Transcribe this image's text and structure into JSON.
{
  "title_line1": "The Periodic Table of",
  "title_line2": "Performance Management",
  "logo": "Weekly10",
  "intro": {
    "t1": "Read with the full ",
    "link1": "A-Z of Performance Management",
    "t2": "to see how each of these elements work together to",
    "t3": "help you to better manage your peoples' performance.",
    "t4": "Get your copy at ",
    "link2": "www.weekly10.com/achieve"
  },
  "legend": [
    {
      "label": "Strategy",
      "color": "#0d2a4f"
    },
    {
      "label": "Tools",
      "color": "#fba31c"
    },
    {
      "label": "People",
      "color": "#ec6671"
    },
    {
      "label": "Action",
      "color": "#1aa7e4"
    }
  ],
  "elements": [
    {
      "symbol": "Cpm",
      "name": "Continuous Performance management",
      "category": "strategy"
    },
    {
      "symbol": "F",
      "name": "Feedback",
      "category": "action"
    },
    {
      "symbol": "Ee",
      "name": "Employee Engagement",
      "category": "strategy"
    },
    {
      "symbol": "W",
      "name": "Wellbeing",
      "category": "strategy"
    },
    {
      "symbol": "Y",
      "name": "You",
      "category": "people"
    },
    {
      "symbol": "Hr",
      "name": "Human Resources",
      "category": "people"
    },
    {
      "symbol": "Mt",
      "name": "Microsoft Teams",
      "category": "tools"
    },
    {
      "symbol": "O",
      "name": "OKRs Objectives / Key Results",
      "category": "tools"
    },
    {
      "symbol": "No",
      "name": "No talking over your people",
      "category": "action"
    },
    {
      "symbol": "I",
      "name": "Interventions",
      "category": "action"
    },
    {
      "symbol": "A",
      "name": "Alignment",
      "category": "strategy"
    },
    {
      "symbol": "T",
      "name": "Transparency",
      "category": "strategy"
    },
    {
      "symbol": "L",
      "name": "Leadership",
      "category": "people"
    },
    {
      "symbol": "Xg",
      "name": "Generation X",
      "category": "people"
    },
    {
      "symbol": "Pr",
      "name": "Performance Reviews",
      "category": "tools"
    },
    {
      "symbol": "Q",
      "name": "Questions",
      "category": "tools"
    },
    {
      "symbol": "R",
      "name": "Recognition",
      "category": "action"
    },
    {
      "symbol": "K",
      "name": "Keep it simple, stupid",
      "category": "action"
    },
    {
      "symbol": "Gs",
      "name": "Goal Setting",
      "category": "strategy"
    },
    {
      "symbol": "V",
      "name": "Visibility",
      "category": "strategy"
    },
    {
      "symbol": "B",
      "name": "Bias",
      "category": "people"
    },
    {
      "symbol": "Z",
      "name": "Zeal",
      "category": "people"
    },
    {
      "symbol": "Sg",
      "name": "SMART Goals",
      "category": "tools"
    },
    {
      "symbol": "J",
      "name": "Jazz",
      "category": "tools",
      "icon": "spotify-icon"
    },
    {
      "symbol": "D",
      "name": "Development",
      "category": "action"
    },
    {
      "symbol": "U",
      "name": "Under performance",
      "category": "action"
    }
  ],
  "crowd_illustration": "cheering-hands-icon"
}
==========
Problem requirements >> Extract from the material all lines containing the string "label".

Result of this exercise >>
      "label": "Strategy",
      "label": "Tools",
      "label": "People",
      "label": "Action",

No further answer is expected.